▸ Short task: Gather each line of the entries below that includes "Nose".

▸ Supplied data:
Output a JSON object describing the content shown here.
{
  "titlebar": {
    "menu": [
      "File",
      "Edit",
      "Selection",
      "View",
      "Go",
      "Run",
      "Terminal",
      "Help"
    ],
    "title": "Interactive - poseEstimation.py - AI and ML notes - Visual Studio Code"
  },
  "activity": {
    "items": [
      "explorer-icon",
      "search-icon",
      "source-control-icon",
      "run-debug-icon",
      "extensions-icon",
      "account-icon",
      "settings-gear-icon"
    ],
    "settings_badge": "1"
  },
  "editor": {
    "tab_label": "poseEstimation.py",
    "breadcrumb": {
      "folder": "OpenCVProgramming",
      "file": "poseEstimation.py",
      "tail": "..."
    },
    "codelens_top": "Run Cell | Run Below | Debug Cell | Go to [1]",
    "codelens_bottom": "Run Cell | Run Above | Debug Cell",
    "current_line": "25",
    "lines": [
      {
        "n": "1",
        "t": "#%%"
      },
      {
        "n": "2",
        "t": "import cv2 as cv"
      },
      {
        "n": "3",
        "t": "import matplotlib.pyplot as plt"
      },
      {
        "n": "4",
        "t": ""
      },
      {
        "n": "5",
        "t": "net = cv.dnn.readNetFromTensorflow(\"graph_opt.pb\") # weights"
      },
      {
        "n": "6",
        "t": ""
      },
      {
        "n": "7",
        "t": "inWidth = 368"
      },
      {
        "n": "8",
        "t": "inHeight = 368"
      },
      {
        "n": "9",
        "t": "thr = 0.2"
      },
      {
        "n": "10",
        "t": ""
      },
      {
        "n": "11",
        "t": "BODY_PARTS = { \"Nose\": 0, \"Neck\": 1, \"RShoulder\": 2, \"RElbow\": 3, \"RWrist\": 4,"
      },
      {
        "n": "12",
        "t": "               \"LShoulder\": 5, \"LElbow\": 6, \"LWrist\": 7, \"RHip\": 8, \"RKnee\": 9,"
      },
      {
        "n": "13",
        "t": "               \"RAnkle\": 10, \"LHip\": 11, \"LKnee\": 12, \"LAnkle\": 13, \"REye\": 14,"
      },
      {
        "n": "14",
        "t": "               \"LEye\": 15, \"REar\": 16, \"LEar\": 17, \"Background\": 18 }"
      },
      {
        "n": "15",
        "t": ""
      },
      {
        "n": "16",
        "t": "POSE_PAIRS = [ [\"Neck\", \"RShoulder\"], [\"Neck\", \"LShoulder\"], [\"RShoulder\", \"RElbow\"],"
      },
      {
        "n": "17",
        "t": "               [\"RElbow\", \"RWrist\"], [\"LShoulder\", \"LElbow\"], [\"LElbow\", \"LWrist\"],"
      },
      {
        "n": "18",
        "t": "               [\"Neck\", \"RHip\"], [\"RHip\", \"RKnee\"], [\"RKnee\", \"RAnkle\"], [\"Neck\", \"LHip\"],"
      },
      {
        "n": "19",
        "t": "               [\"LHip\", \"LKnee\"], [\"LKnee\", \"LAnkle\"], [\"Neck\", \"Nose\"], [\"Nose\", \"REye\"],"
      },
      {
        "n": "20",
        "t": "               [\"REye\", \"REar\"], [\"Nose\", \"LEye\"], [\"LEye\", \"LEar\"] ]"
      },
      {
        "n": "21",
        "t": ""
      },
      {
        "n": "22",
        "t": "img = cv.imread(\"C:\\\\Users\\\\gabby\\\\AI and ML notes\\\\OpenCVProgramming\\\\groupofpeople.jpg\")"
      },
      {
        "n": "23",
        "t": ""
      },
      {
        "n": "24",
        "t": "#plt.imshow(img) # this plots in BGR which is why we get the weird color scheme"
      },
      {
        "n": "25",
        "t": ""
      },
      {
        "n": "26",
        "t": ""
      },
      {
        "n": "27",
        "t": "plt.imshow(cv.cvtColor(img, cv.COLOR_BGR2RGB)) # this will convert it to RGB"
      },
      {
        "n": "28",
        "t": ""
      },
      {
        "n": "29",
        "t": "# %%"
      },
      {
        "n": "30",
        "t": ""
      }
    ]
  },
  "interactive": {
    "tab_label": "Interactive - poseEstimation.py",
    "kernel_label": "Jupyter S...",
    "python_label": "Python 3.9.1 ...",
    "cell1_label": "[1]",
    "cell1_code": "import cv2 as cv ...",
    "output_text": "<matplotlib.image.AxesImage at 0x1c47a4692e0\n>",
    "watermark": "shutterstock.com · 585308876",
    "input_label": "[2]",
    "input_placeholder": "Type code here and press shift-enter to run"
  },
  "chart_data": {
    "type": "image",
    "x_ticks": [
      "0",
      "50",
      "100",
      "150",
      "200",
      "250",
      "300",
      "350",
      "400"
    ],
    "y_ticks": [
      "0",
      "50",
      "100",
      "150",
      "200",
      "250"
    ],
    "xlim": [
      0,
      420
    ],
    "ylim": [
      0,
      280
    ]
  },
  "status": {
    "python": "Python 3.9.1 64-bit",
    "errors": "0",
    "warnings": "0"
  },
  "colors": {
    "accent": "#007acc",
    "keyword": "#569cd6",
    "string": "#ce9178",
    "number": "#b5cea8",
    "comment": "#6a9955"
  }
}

▸ Written response:
        "t": "BODY_PARTS = { \"Nose\": 0, \"Neck\": 1, \"RShoulder\": 2, \"RElbow\": 3, \"RWrist\": 4,"
        "t": "               [\"LHip\", \"LKnee\"], [\"LKnee\", \"LAnkle\"], [\"Neck\", \"Nose\"], [\"Nose\", \"REye\"],"
        "t": "               [\"REye\", \"REar\"], [\"Nose\", \"LEye\"], [\"LEye\", \"LEar\"] ]"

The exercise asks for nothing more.